• **THE REQUEST**
Select every line holding the word "CompBench" and copy it.

----- EXERCISE DATA -----

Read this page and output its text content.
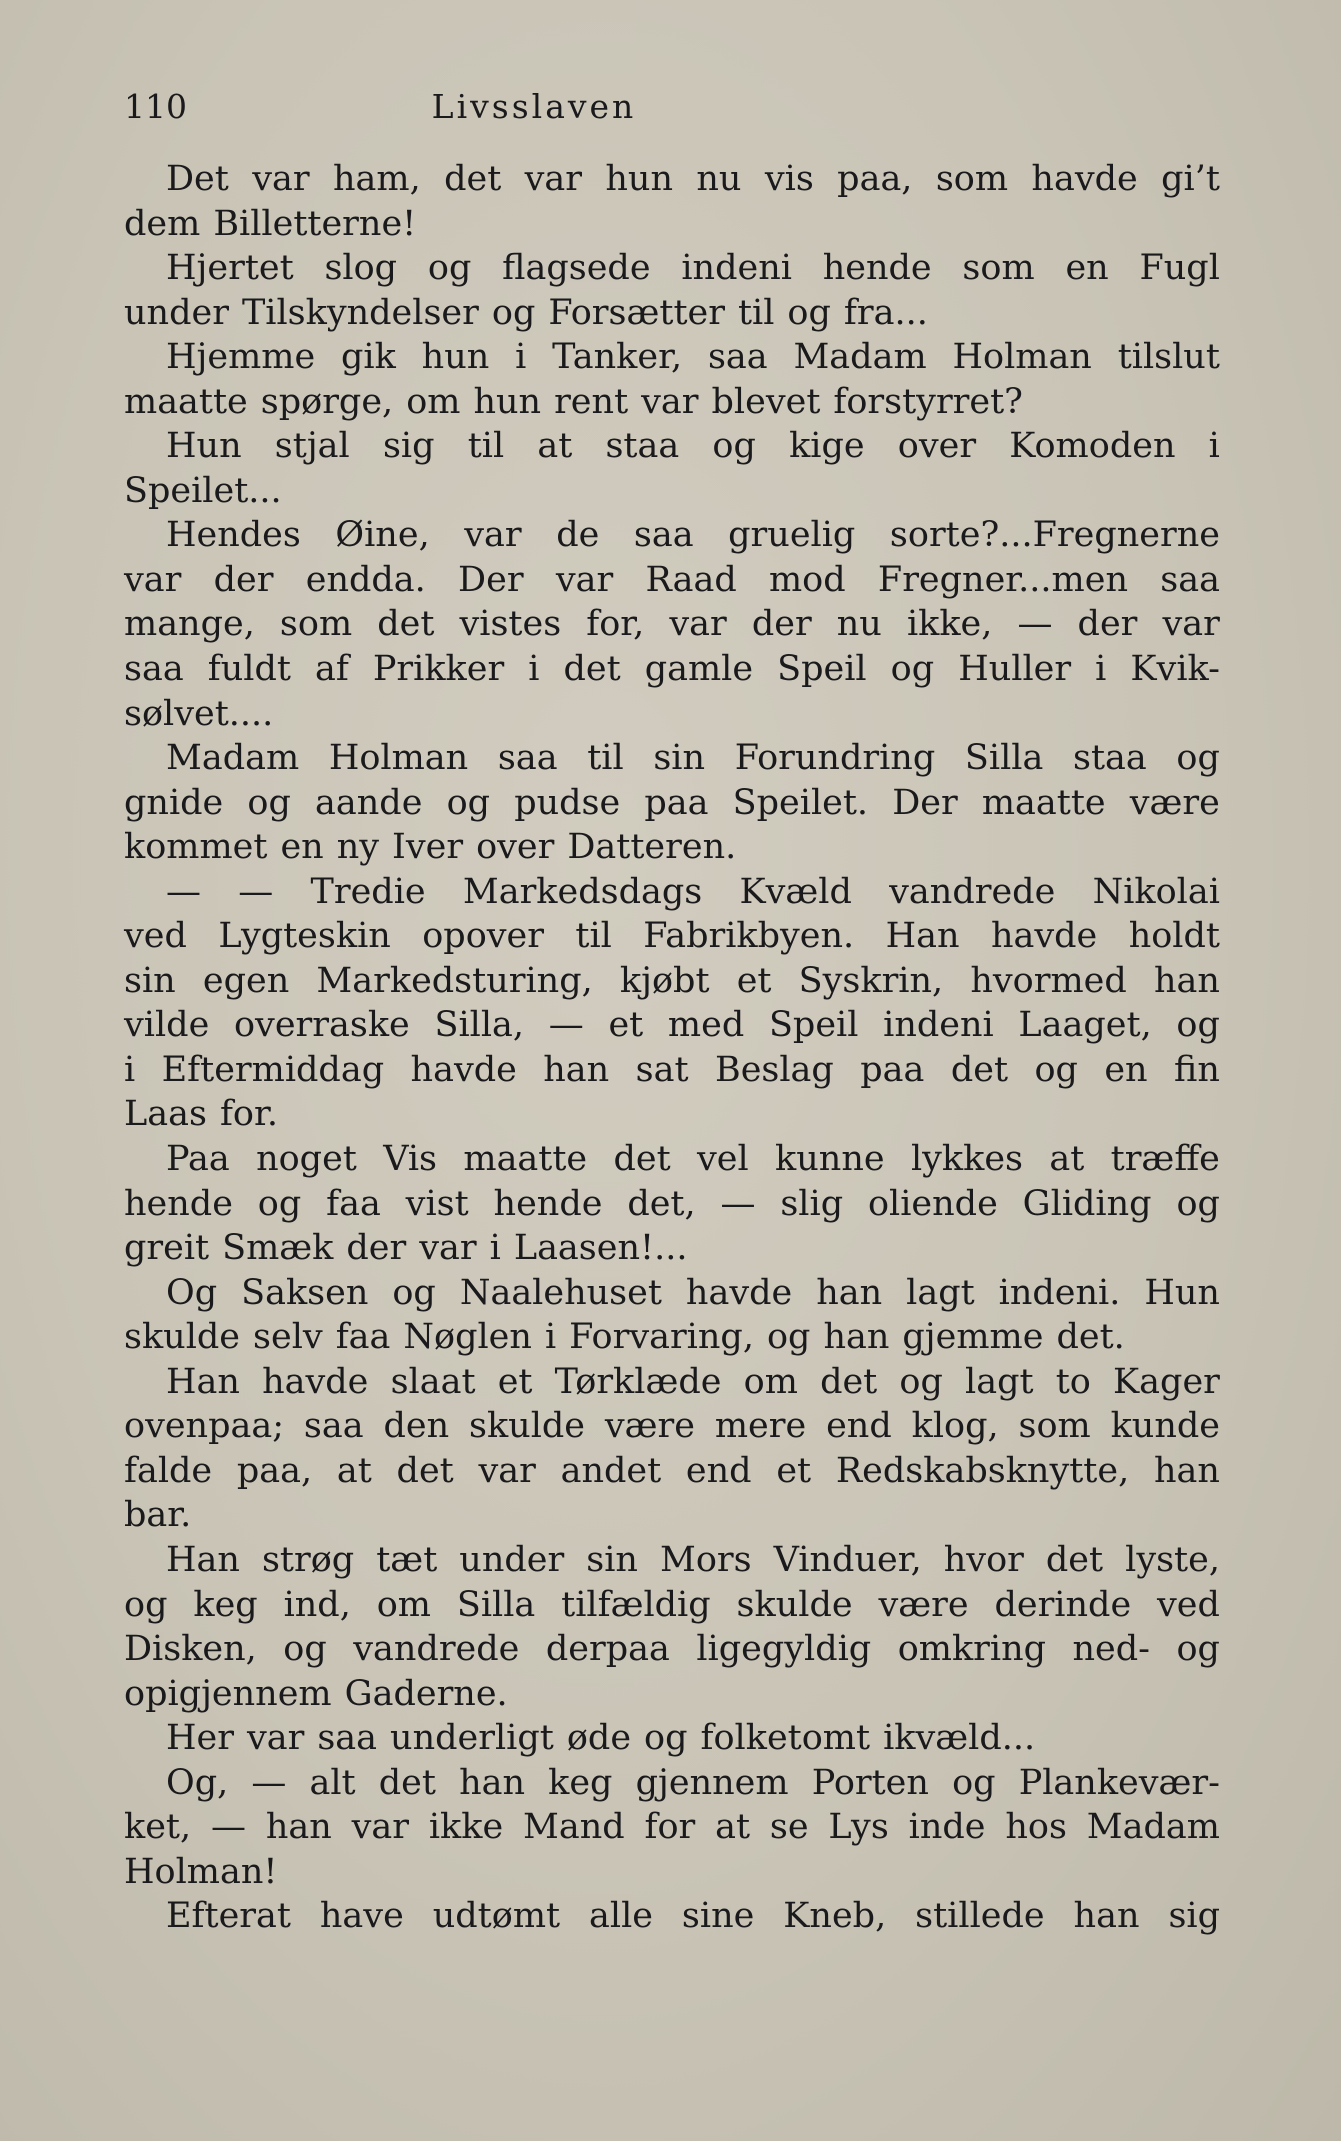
110	Livsslaven
Det var ham, det var hun nu vis paa, som havde gi’t
dem Billetterne!
Hjertet slog og flagsede indeni hende som en Fugl
under Tilskyndelser og Forsætter til og fra...
Hjemme gik hun i Tanker, saa Madam Holman tilslut
maatte spørge, om hun rent var blevet forstyrret?
Hun stjal sig til at staa og kige over Komoden i
Speilet...
Hendes Øine, var de saa gruelig sorte?...Fregnerne
var der endda. Der var Raad mod Fregner...men saa
mange, som det vistes for, var der nu ikke, — der var
saa fuldt af Prikker i det gamle Speil og Huller i Kvik-
sølvet....
Madam Holman saa til sin Forundring Silla staa og
gnide og aande og pudse paa Speilet. Der maatte være
kommet en ny Iver over Datteren.
— — Tredie Markedsdags Kvæld vandrede Nikolai
ved Lygteskin opover til Fabrikbyen. Han havde holdt
sin egen Markedsturing, kjøbt et Syskrin, hvormed han
vilde overraske Silla, — et med Speil indeni Laaget, og
i Eftermiddag havde han sat Beslag paa det og en fin
Laas for.
Paa noget Vis maatte det vel kunne lykkes at træffe
hende og faa vist hende det, — slig oliende Gliding og
greit Smæk der var i Laasen!...
Og Saksen og Naalehuset havde han lagt indeni. Hun
skulde selv faa Nøglen i Forvaring, og han gjemme det.
Han havde slaat et Tørklæde om det og lagt to Kager
ovenpaa; saa den skulde være mere end klog, som kunde
falde paa, at det var andet end et Redskabsknytte, han
bar.
Han strøg tæt under sin Mors Vinduer, hvor det lyste,
og keg ind, om Silla tilfældig skulde være derinde ved
Disken, og vandrede derpaa ligegyldig omkring ned- og
opigjennem Gaderne.
Her var saa underligt øde og folketomt ikvæld...
Og, — alt det han keg gjennem Porten og Plankevær-
ket, — han var ikke Mand for at se Lys inde hos Madam
Holman!
Efterat have udtømt alle sine Kneb, stillede han sig
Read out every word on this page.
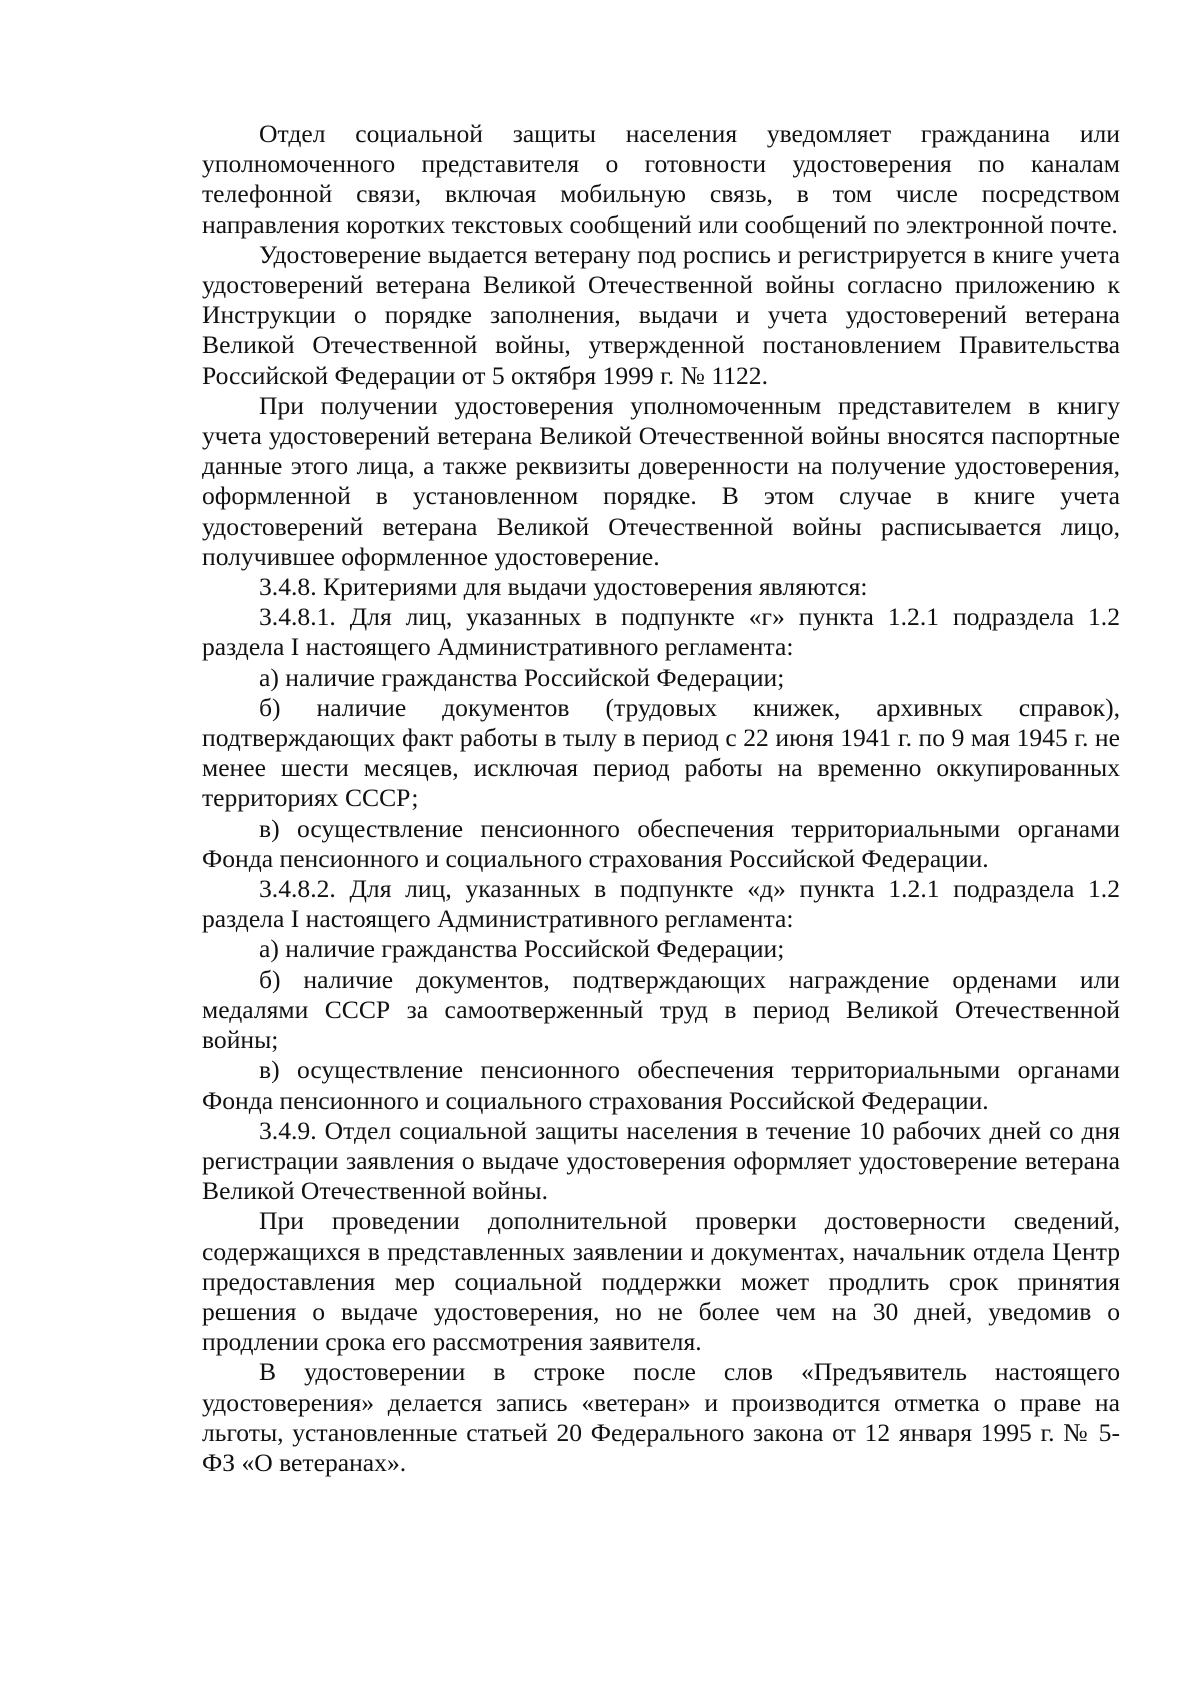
Отдел социальной защиты населения уведомляет гражданина или уполномоченного представителя о готовности удостоверения по каналам телефонной связи, включая мобильную связь, в том числе посредством направления коротких текстовых сообщений или сообщений по электронной почте.

Удостоверение выдается ветерану под роспись и регистрируется в книге учета удостоверений ветерана Великой Отечественной войны согласно приложению к Инструкции о порядке заполнения, выдачи и учета удостоверений ветерана Великой Отечественной войны, утвержденной постановлением Правительства Российской Федерации от 5 октября 1999 г. № 1122.

При получении удостоверения уполномоченным представителем в книгу учета удостоверений ветерана Великой Отечественной войны вносятся паспортные данные этого лица, а также реквизиты доверенности на получение удостоверения, оформленной в установленном порядке. В этом случае в книге учета удостоверений ветерана Великой Отечественной войны расписывается лицо, получившее оформленное удостоверение.

3.4.8. Критериями для выдачи удостоверения являются:

3.4.8.1. Для лиц, указанных в подпункте «г» пункта 1.2.1 подраздела 1.2 раздела I настоящего Административного регламента:

а) наличие гражданства Российской Федерации;

б) наличие документов (трудовых книжек, архивных справок), подтверждающих факт работы в тылу в период с 22 июня 1941 г. по 9 мая 1945 г. не менее шести месяцев, исключая период работы на временно оккупированных территориях СССР;

в) осуществление пенсионного обеспечения территориальными органами Фонда пенсионного и социального страхования Российской Федерации.

3.4.8.2. Для лиц, указанных в подпункте «д» пункта 1.2.1 подраздела 1.2 раздела I настоящего Административного регламента:

а) наличие гражданства Российской Федерации;

б) наличие документов, подтверждающих награждение орденами или медалями СССР за самоотверженный труд в период Великой Отечественной войны;

в) осуществление пенсионного обеспечения территориальными органами Фонда пенсионного и социального страхования Российской Федерации.

3.4.9. Отдел социальной защиты населения в течение 10 рабочих дней со дня регистрации заявления о выдаче удостоверения оформляет удостоверение ветерана Великой Отечественной войны.

При проведении дополнительной проверки достоверности сведений, содержащихся в представленных заявлении и документах, начальник отдела Центр предоставления мер социальной поддержки может продлить срок принятия решения о выдаче удостоверения, но не более чем на 30 дней, уведомив о продлении срока его рассмотрения заявителя.

В удостоверении в строке после слов «Предъявитель настоящего удостоверения» делается запись «ветеран» и производится отметка о праве на льготы, установленные статьей 20 Федерального закона от 12 января 1995 г. № 5-ФЗ «О ветеранах».
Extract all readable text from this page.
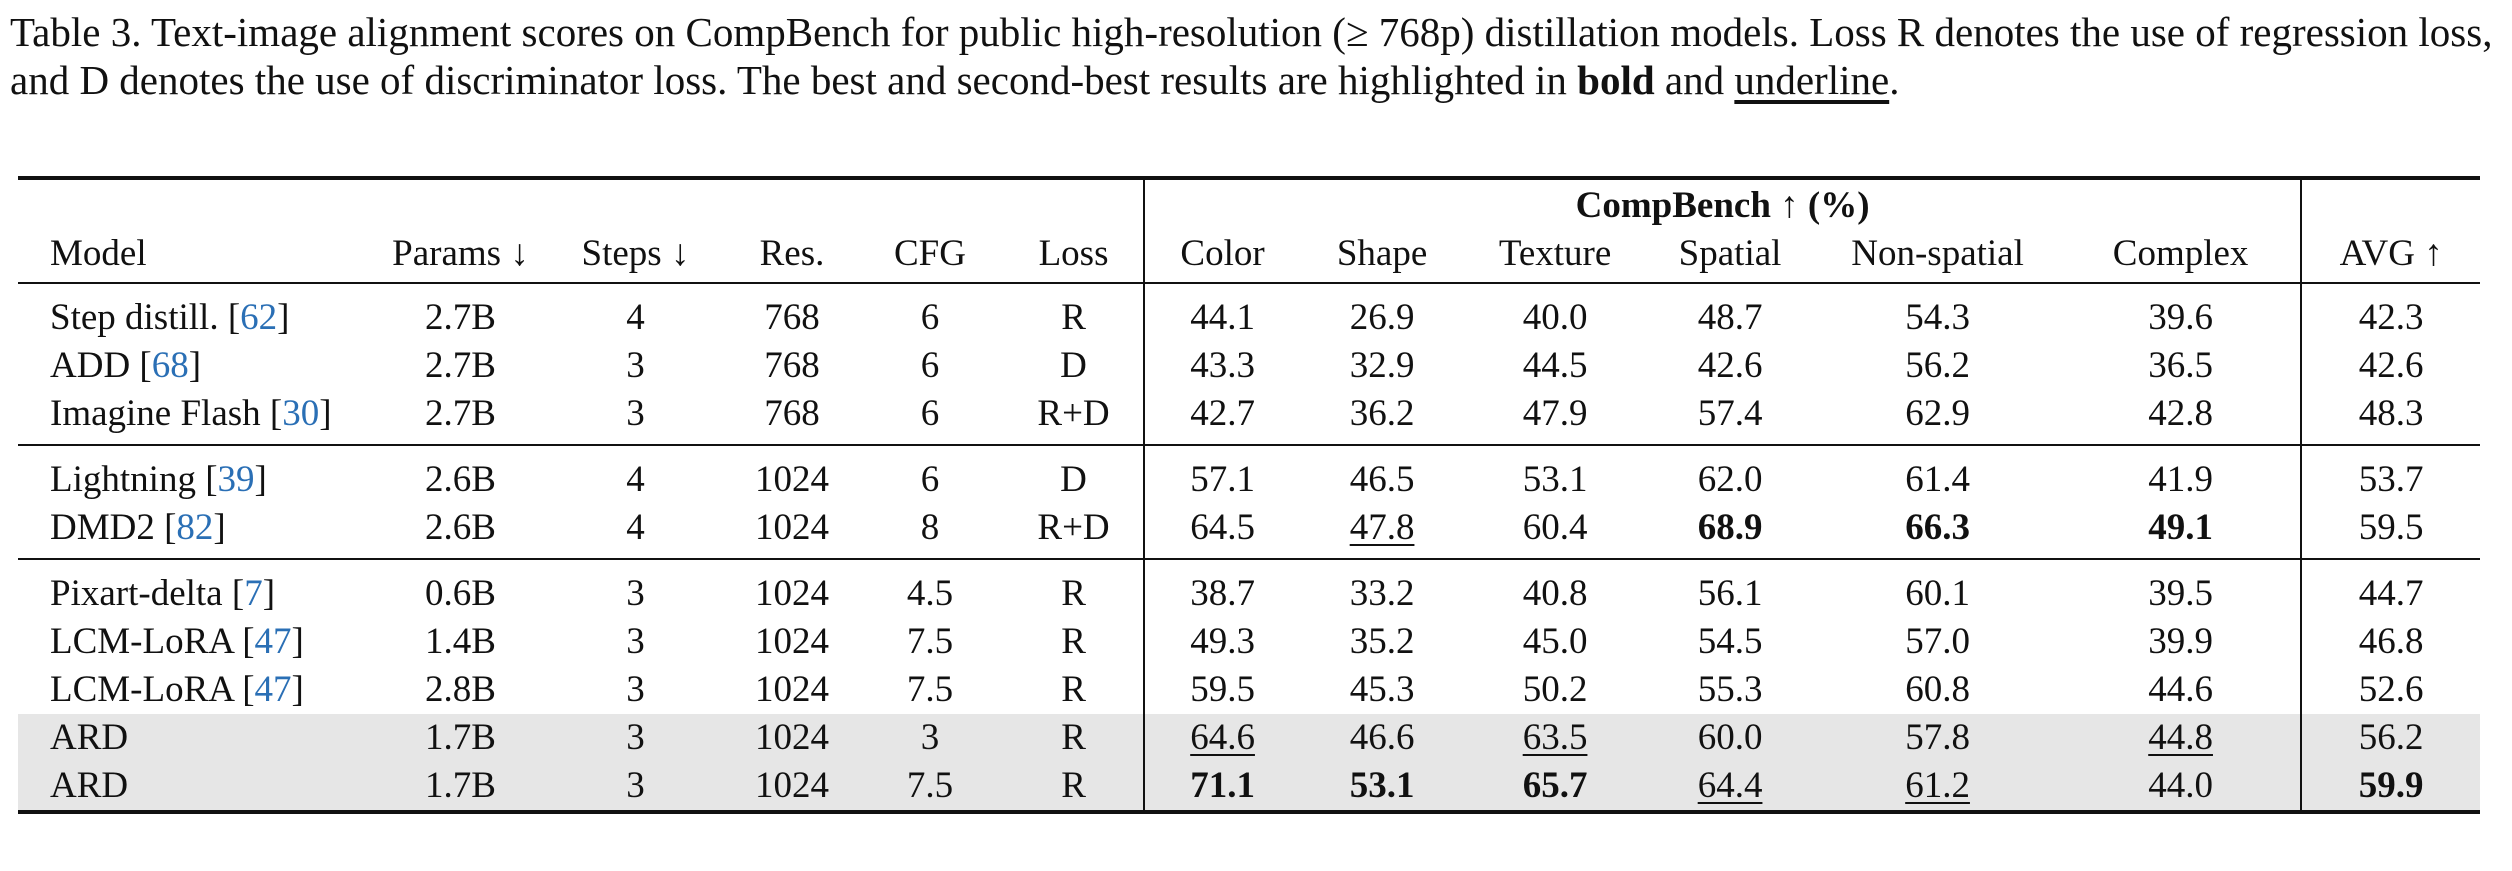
Table 3. Text-image alignment scores on CompBench for public high-resolution (≥ 768p) distillation models. Loss R denotes the use of regression loss, and D denotes the use of discriminator loss. The best and second-best results are highlighted in bold and underline.
						CompBench ↑ (%)						
Model	Params ↓	Steps ↓	Res.	CFG	Loss	Color	Shape	Texture	Spatial	Non-spatial	Complex	AVG ↑
Step distill. [62]	2.7B	4	768	6	R	44.1	26.9	40.0	48.7	54.3	39.6	42.3
ADD [68]	2.7B	3	768	6	D	43.3	32.9	44.5	42.6	56.2	36.5	42.6
Imagine Flash [30]	2.7B	3	768	6	R+D	42.7	36.2	47.9	57.4	62.9	42.8	48.3
Lightning [39]	2.6B	4	1024	6	D	57.1	46.5	53.1	62.0	61.4	41.9	53.7
DMD2 [82]	2.6B	4	1024	8	R+D	64.5	47.8	60.4	68.9	66.3	49.1	59.5
Pixart-delta [7]	0.6B	3	1024	4.5	R	38.7	33.2	40.8	56.1	60.1	39.5	44.7
LCM-LoRA [47]	1.4B	3	1024	7.5	R	49.3	35.2	45.0	54.5	57.0	39.9	46.8
LCM-LoRA [47]	2.8B	3	1024	7.5	R	59.5	45.3	50.2	55.3	60.8	44.6	52.6
ARD	1.7B	3	1024	3	R	64.6	46.6	63.5	60.0	57.8	44.8	56.2
ARD	1.7B	3	1024	7.5	R	71.1	53.1	65.7	64.4	61.2	44.0	59.9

-----

• **EXERCISE SOLUTION**
Table 3. Text-image alignment scores on CompBench for public high-resolution (≥ 768p) distillation models. Loss R denotes the use of regression loss, and D denotes the use of discriminator loss. The best and second-best results are highlighted in bold and underline.
						CompBench ↑ (%)						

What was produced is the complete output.